> [Records shown]
========================================================================
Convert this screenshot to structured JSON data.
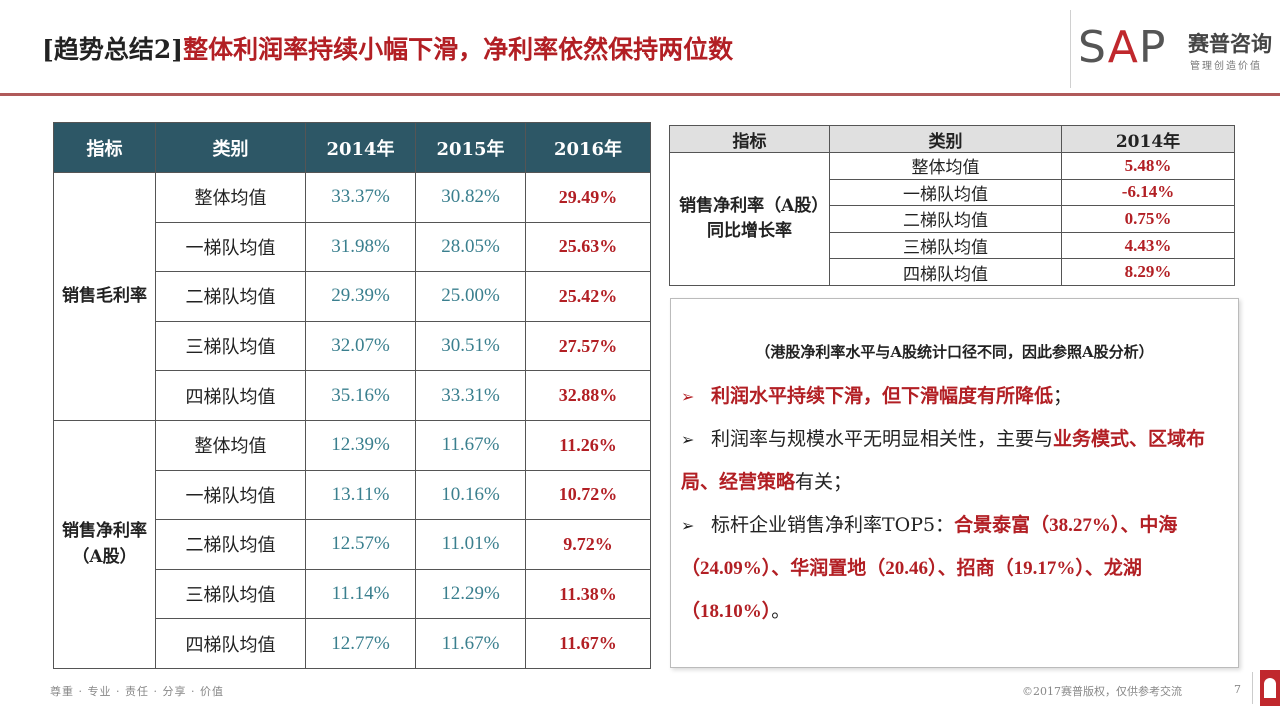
{
  "header": {
    "tag": "[趋势总结2]",
    "title": "整体利润率持续小幅下滑，净利率依然保持两位数"
  },
  "logo": {
    "sap_prefix": "S",
    "sap_a": "A",
    "sap_suffix": "P",
    "cn_name": "赛普咨询",
    "cn_slogan": "管理创造价值"
  },
  "table1": {
    "headers": [
      "指标",
      "类别",
      "2014年",
      "2015年",
      "2016年"
    ],
    "groups": [
      {
        "indicator": "销售毛利率",
        "rows": [
          {
            "category": "整体均值",
            "y2014": "33.37%",
            "y2015": "30.82%",
            "y2016": "29.49%"
          },
          {
            "category": "一梯队均值",
            "y2014": "31.98%",
            "y2015": "28.05%",
            "y2016": "25.63%"
          },
          {
            "category": "二梯队均值",
            "y2014": "29.39%",
            "y2015": "25.00%",
            "y2016": "25.42%"
          },
          {
            "category": "三梯队均值",
            "y2014": "32.07%",
            "y2015": "30.51%",
            "y2016": "27.57%"
          },
          {
            "category": "四梯队均值",
            "y2014": "35.16%",
            "y2015": "33.31%",
            "y2016": "32.88%"
          }
        ]
      },
      {
        "indicator": "销售净利率（A股）",
        "rows": [
          {
            "category": "整体均值",
            "y2014": "12.39%",
            "y2015": "11.67%",
            "y2016": "11.26%"
          },
          {
            "category": "一梯队均值",
            "y2014": "13.11%",
            "y2015": "10.16%",
            "y2016": "10.72%"
          },
          {
            "category": "二梯队均值",
            "y2014": "12.57%",
            "y2015": "11.01%",
            "y2016": "9.72%"
          },
          {
            "category": "三梯队均值",
            "y2014": "11.14%",
            "y2015": "12.29%",
            "y2016": "11.38%"
          },
          {
            "category": "四梯队均值",
            "y2014": "12.77%",
            "y2015": "11.67%",
            "y2016": "11.67%"
          }
        ]
      }
    ]
  },
  "table2": {
    "headers": [
      "指标",
      "类别",
      "2014年"
    ],
    "indicator": "销售净利率（A股）同比增长率",
    "rows": [
      {
        "category": "整体均值",
        "value": "5.48%"
      },
      {
        "category": "一梯队均值",
        "value": "-6.14%"
      },
      {
        "category": "二梯队均值",
        "value": "0.75%"
      },
      {
        "category": "三梯队均值",
        "value": "4.43%"
      },
      {
        "category": "四梯队均值",
        "value": "8.29%"
      }
    ]
  },
  "summary": {
    "note": "（港股净利率水平与A股统计口径不同，因此参照A股分析）",
    "bullet_icon": "➢",
    "b1": "利润水平持续下滑，但下滑幅度有所降低",
    "b1_end": "；",
    "b2_pre": "利润率与规模水平无明显相关性，主要与",
    "b2_hl1": "业务模式",
    "b2_sep1": "、",
    "b2_hl2": "区域布局",
    "b2_sep2": "、",
    "b2_hl3": "经营策略",
    "b2_post": "有关；",
    "b3_pre": "标杆企业销售净利率TOP5：",
    "b3_c1": "合景泰富",
    "b3_v1": "（38.27%）",
    "b3_sep1": "、",
    "b3_c2": "中海",
    "b3_v2": "（24.09%）",
    "b3_sep2": "、",
    "b3_c3": "华润置地",
    "b3_v3": "（20.46）",
    "b3_sep3": "、",
    "b3_c4": "招商",
    "b3_v4": "（19.17%）",
    "b3_sep4": "、",
    "b3_c5": "龙湖",
    "b3_v5": "（18.10%）",
    "b3_end": "。"
  },
  "footer": {
    "values": "尊重 · 专业 · 责任 · 分享 · 价值",
    "copyright": "©2017赛普版权，仅供参考交流",
    "page": "7"
  },
  "colors": {
    "accent_red": "#b21f24",
    "header_teal": "#2d5766",
    "value_teal": "#3a7f8e"
  }
}
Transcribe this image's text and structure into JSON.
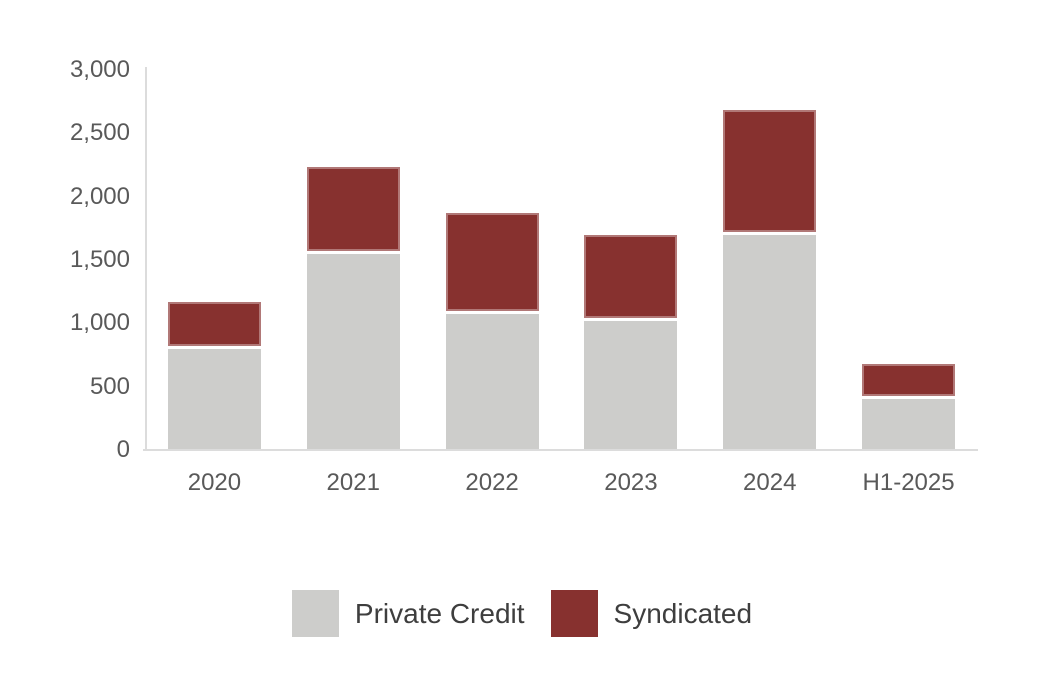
{
  "chart_data": {
    "type": "bar",
    "stacked": true,
    "title": "",
    "xlabel": "",
    "ylabel": "",
    "categories": [
      "2020",
      "2021",
      "2022",
      "2023",
      "2024",
      "H1-2025"
    ],
    "series": [
      {
        "name": "Private Credit",
        "color": "#cdcdcb",
        "values": [
          800,
          1550,
          1070,
          1020,
          1700,
          400
        ]
      },
      {
        "name": "Syndicated",
        "color": "#87312f",
        "values": [
          370,
          690,
          800,
          680,
          990,
          280
        ]
      }
    ],
    "totals": [
      1170,
      2240,
      1870,
      1700,
      2690,
      680
    ],
    "ylim": [
      0,
      3000
    ],
    "ytick_step": 500,
    "ytick_labels": [
      "0",
      "500",
      "1,000",
      "1,500",
      "2,000",
      "2,500",
      "3,000"
    ],
    "grid": false,
    "legend_position": "bottom",
    "axis_color": "#dcdcdc",
    "tick_label_color": "#595959",
    "legend_text_color": "#3e3e3e"
  }
}
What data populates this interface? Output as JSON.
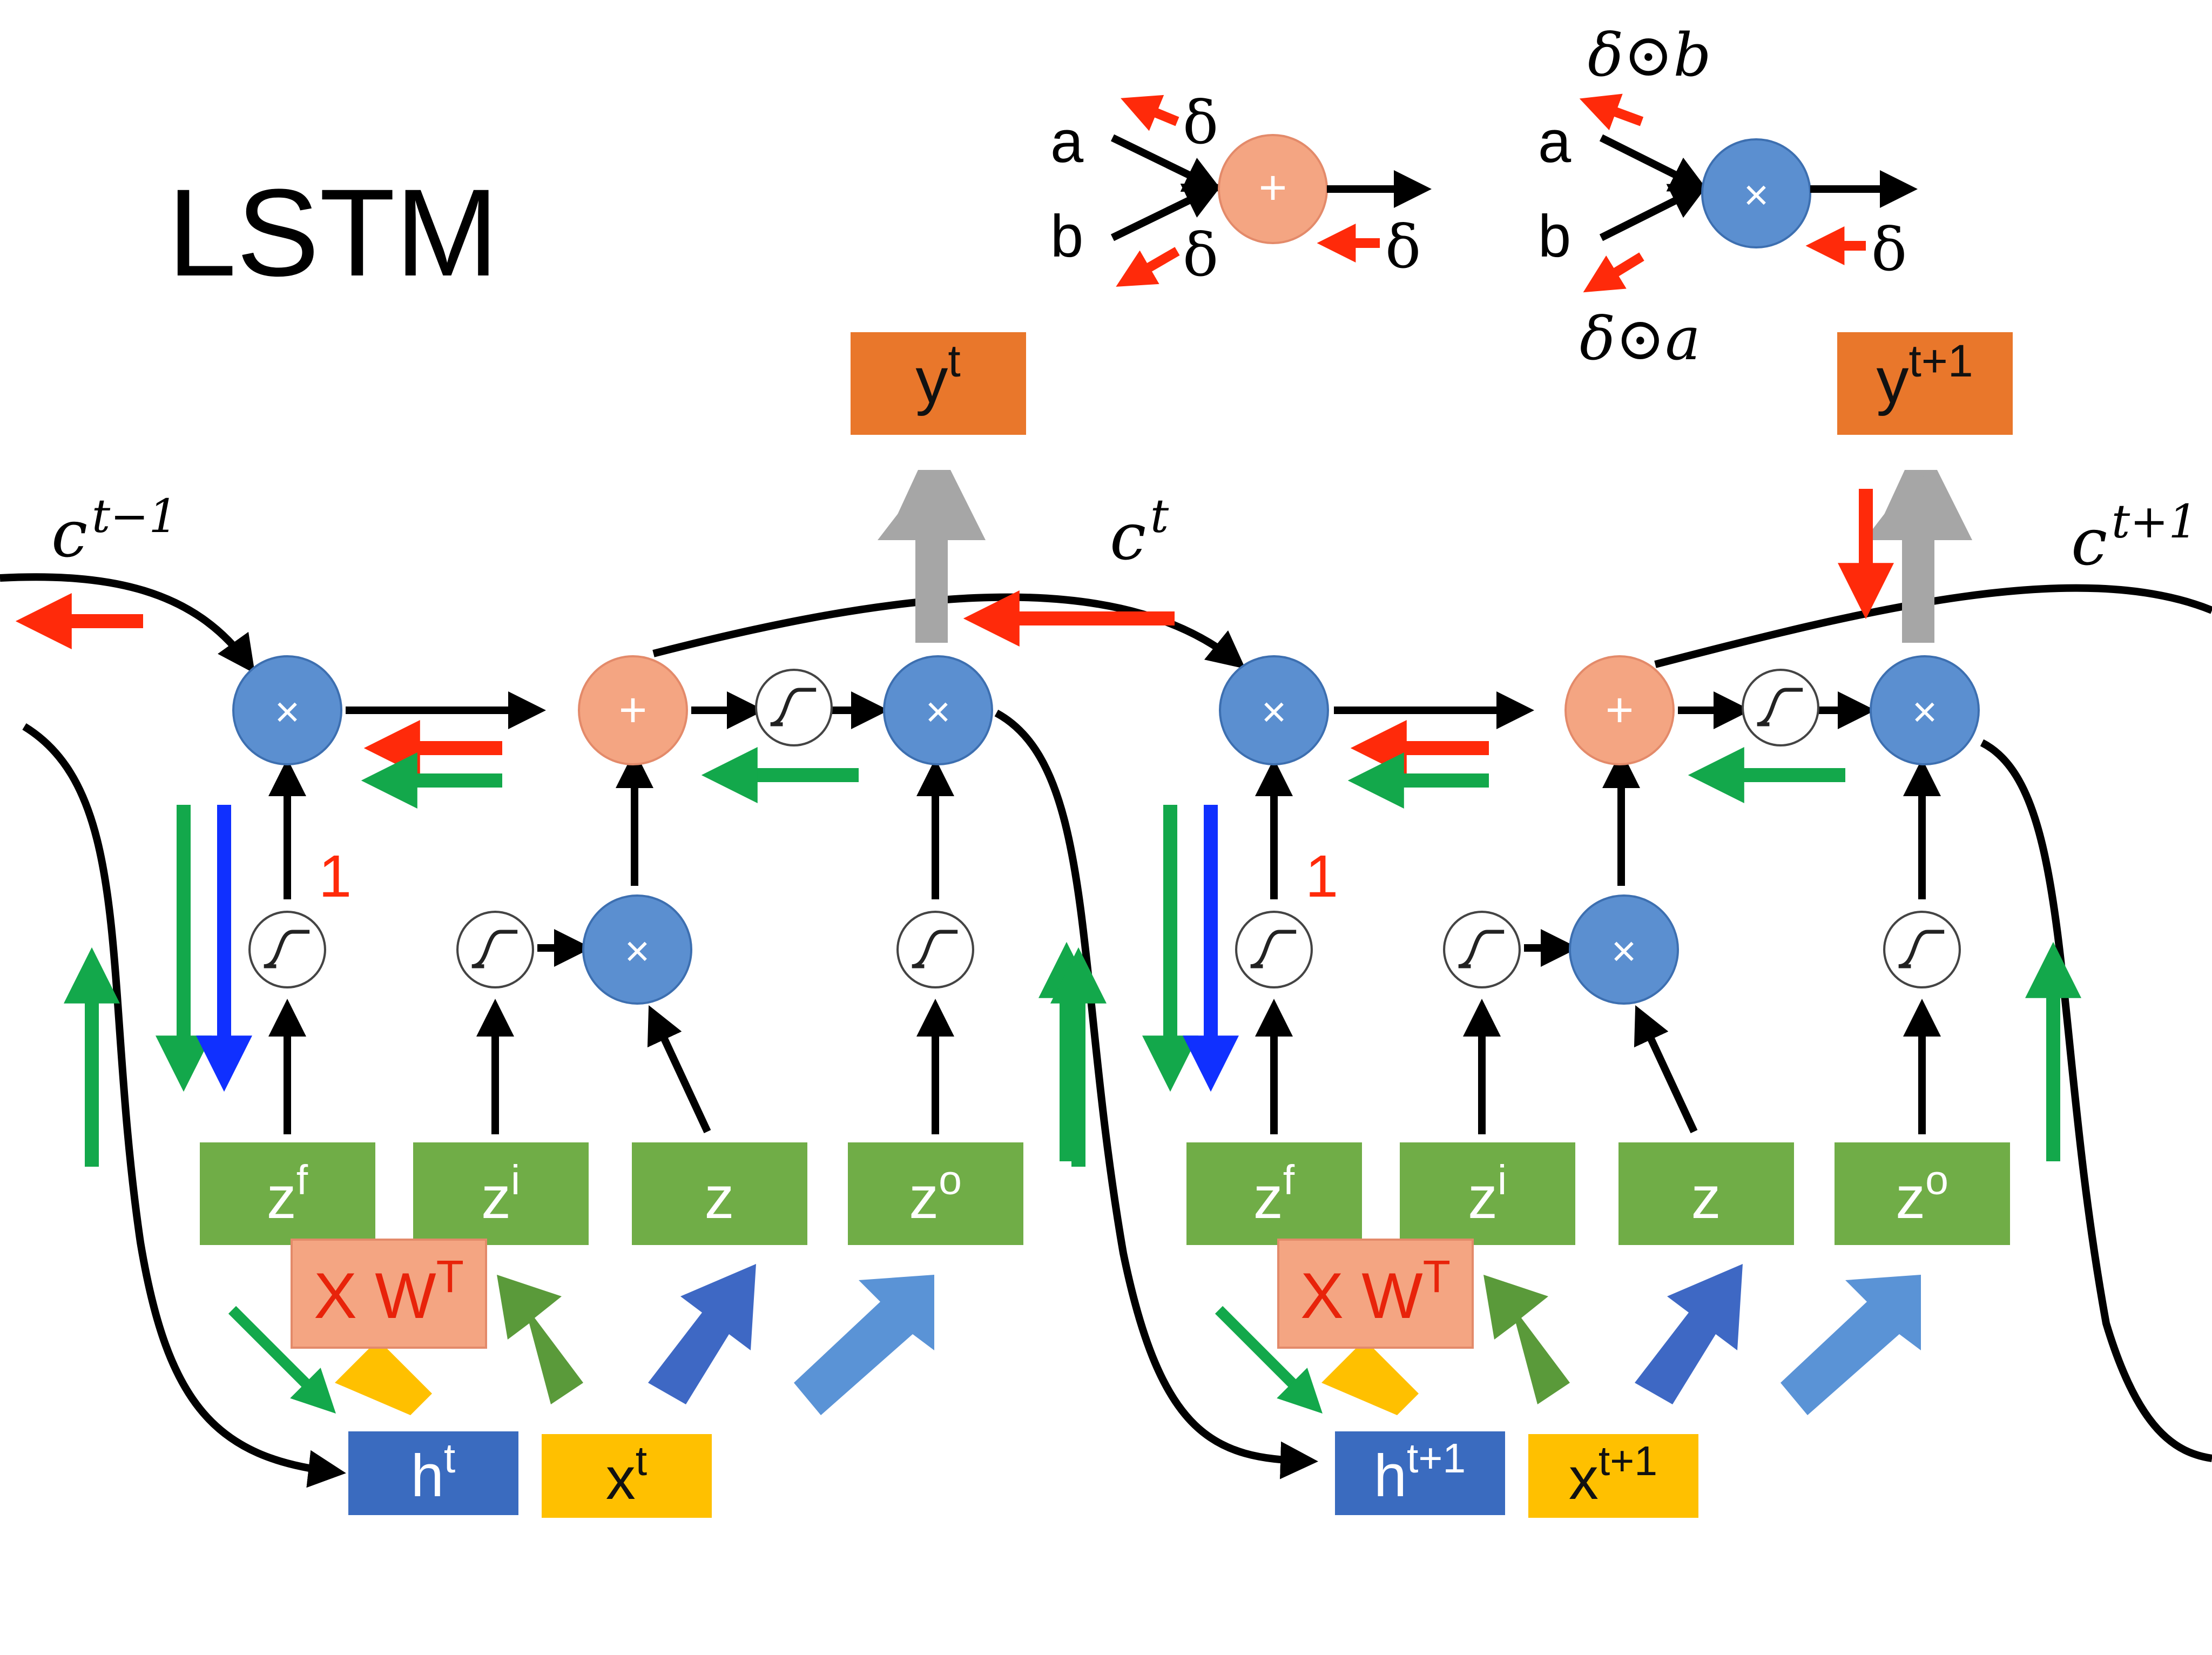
{
  "title": "LSTM",
  "legend_add": {
    "input_a": "a",
    "input_b": "b",
    "grad_a": "δ",
    "grad_b": "δ",
    "grad_out": "δ",
    "symbol": "+"
  },
  "legend_mul": {
    "input_a": "a",
    "input_b": "b",
    "grad_a": "δ⊙b",
    "grad_b": "δ⊙a",
    "grad_out": "δ",
    "symbol": "×"
  },
  "cell_states": {
    "prev": "c",
    "prev_sup": "t−1",
    "curr": "c",
    "curr_sup": "t",
    "next": "c",
    "next_sup": "t+1"
  },
  "steps": [
    {
      "output": "y",
      "output_sup": "t",
      "gates": [
        {
          "label": "z",
          "sup": "f"
        },
        {
          "label": "z",
          "sup": "i"
        },
        {
          "label": "z",
          "sup": ""
        },
        {
          "label": "z",
          "sup": "o"
        }
      ],
      "linear": "X W",
      "linear_sup": "T",
      "hidden": "h",
      "hidden_sup": "t",
      "input": "x",
      "input_sup": "t",
      "forget_grad_label": "1",
      "multiply_symbol": "×",
      "add_symbol": "+"
    },
    {
      "output": "y",
      "output_sup": "t+1",
      "gates": [
        {
          "label": "z",
          "sup": "f"
        },
        {
          "label": "z",
          "sup": "i"
        },
        {
          "label": "z",
          "sup": ""
        },
        {
          "label": "z",
          "sup": "o"
        }
      ],
      "linear": "X W",
      "linear_sup": "T",
      "hidden": "h",
      "hidden_sup": "t+1",
      "input": "x",
      "input_sup": "t+1",
      "forget_grad_label": "1",
      "multiply_symbol": "×",
      "add_symbol": "+"
    }
  ],
  "colors": {
    "gate_green": "#70ad47",
    "mul_blue": "#5b8fd0",
    "add_salmon": "#f4a582",
    "output_orange": "#e9772b",
    "hidden_blue": "#3a6bbf",
    "input_yellow": "#ffc000",
    "grad_red": "#ff2a0a",
    "grad_green": "#13a84b",
    "grad_blue": "#1030ff",
    "up_gray": "#a6a6a6"
  }
}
========================================================================
> [Problem details]
Your reply is one number: how many lines of the records above contain the word "JSON".

> [Exercise solution]
3